> Challenge
Could you give the data below again, exactly and completely?
## START Records to process
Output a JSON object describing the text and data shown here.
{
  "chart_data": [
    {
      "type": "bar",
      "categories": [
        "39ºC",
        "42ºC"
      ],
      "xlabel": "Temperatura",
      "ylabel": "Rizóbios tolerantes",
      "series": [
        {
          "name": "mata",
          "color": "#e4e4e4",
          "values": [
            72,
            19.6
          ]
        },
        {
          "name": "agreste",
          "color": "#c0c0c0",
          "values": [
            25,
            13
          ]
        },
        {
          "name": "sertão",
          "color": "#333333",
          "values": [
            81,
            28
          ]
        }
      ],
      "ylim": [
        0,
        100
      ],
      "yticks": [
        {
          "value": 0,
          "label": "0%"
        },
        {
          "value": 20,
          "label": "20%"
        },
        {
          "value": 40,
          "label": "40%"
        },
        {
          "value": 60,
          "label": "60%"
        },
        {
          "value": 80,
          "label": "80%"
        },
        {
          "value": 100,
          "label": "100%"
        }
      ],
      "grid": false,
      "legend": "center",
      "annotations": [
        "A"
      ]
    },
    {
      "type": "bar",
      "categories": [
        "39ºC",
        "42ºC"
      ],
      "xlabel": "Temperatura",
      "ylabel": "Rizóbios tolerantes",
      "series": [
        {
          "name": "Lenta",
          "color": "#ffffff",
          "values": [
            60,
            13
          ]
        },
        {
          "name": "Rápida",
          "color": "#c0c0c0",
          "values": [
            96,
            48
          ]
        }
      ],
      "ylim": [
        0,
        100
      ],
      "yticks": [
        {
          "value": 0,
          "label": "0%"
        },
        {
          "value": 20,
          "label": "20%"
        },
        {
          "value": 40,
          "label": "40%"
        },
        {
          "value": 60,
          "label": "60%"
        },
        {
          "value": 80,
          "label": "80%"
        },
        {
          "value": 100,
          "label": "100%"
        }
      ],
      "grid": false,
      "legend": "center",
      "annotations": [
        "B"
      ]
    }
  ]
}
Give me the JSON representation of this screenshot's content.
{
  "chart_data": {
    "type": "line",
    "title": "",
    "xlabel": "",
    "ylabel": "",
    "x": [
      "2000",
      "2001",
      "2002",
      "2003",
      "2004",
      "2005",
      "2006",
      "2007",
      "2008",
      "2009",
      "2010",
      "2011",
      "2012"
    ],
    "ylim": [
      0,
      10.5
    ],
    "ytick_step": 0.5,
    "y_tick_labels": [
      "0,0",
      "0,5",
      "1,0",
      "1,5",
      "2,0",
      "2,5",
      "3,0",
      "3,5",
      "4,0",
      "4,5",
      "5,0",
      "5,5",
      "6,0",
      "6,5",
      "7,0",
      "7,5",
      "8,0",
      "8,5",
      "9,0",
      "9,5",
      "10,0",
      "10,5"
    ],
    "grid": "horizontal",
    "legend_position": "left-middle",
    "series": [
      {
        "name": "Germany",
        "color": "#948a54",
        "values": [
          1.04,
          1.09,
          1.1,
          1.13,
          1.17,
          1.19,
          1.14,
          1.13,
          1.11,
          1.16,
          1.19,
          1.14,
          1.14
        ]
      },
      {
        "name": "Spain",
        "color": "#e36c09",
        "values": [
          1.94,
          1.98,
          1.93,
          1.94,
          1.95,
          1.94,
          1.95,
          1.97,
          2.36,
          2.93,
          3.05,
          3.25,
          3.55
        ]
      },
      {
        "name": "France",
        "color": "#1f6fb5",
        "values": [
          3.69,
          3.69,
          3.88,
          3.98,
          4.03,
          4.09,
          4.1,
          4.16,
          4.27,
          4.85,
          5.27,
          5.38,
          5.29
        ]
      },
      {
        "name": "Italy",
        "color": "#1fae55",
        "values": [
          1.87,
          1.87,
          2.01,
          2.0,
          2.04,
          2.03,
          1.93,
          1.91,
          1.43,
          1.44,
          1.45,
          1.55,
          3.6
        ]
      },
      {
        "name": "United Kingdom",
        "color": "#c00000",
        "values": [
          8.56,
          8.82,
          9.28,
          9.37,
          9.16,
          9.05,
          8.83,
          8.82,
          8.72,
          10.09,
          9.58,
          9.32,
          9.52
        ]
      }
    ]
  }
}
## END Records to process
> Response to this task
Output a JSON object describing the text and data shown here.
{
  "chart_data": [
    {
      "type": "bar",
      "categories": [
        "39ºC",
        "42ºC"
      ],
      "xlabel": "Temperatura",
      "ylabel": "Rizóbios tolerantes",
      "series": [
        {
          "name": "mata",
          "color": "#e4e4e4",
          "values": [
            72,
            19.6
          ]
        },
        {
          "name": "agreste",
          "color": "#c0c0c0",
          "values": [
            25,
            13
          ]
        },
        {
          "name": "sertão",
          "color": "#333333",
          "values": [
            81,
            28
          ]
        }
      ],
      "ylim": [
        0,
        100
      ],
      "yticks": [
        {
          "value": 0,
          "label": "0%"
        },
        {
          "value": 20,
          "label": "20%"
        },
        {
          "value": 40,
          "label": "40%"
        },
        {
          "value": 60,
          "label": "60%"
        },
        {
          "value": 80,
          "label": "80%"
        },
        {
          "value": 100,
          "label": "100%"
        }
      ],
      "grid": false,
      "legend": "center",
      "annotations": [
        "A"
      ]
    },
    {
      "type": "bar",
      "categories": [
        "39ºC",
        "42ºC"
      ],
      "xlabel": "Temperatura",
      "ylabel": "Rizóbios tolerantes",
      "series": [
        {
          "name": "Lenta",
          "color": "#ffffff",
          "values": [
            60,
            13
          ]
        },
        {
          "name": "Rápida",
          "color": "#c0c0c0",
          "values": [
            96,
            48
          ]
        }
      ],
      "ylim": [
        0,
        100
      ],
      "yticks": [
        {
          "value": 0,
          "label": "0%"
        },
        {
          "value": 20,
          "label": "20%"
        },
        {
          "value": 40,
          "label": "40%"
        },
        {
          "value": 60,
          "label": "60%"
        },
        {
          "value": 80,
          "label": "80%"
        },
        {
          "value": 100,
          "label": "100%"
        }
      ],
      "grid": false,
      "legend": "center",
      "annotations": [
        "B"
      ]
    }
  ]
}
Give me the JSON representation of this screenshot's content.
{
  "chart_data": {
    "type": "line",
    "title": "",
    "xlabel": "",
    "ylabel": "",
    "x": [
      "2000",
      "2001",
      "2002",
      "2003",
      "2004",
      "2005",
      "2006",
      "2007",
      "2008",
      "2009",
      "2010",
      "2011",
      "2012"
    ],
    "ylim": [
      0,
      10.5
    ],
    "ytick_step": 0.5,
    "y_tick_labels": [
      "0,0",
      "0,5",
      "1,0",
      "1,5",
      "2,0",
      "2,5",
      "3,0",
      "3,5",
      "4,0",
      "4,5",
      "5,0",
      "5,5",
      "6,0",
      "6,5",
      "7,0",
      "7,5",
      "8,0",
      "8,5",
      "9,0",
      "9,5",
      "10,0",
      "10,5"
    ],
    "grid": "horizontal",
    "legend_position": "left-middle",
    "series": [
      {
        "name": "Germany",
        "color": "#948a54",
        "values": [
          1.04,
          1.09,
          1.1,
          1.13,
          1.17,
          1.19,
          1.14,
          1.13,
          1.11,
          1.16,
          1.19,
          1.14,
          1.14
        ]
      },
      {
        "name": "Spain",
        "color": "#e36c09",
        "values": [
          1.94,
          1.98,
          1.93,
          1.94,
          1.95,
          1.94,
          1.95,
          1.97,
          2.36,
          2.93,
          3.05,
          3.25,
          3.55
        ]
      },
      {
        "name": "France",
        "color": "#1f6fb5",
        "values": [
          3.69,
          3.69,
          3.88,
          3.98,
          4.03,
          4.09,
          4.1,
          4.16,
          4.27,
          4.85,
          5.27,
          5.38,
          5.29
        ]
      },
      {
        "name": "Italy",
        "color": "#1fae55",
        "values": [
          1.87,
          1.87,
          2.01,
          2.0,
          2.04,
          2.03,
          1.93,
          1.91,
          1.43,
          1.44,
          1.45,
          1.55,
          3.6
        ]
      },
      {
        "name": "United Kingdom",
        "color": "#c00000",
        "values": [
          8.56,
          8.82,
          9.28,
          9.37,
          9.16,
          9.05,
          8.83,
          8.82,
          8.72,
          10.09,
          9.58,
          9.32,
          9.52
        ]
      }
    ]
  }
}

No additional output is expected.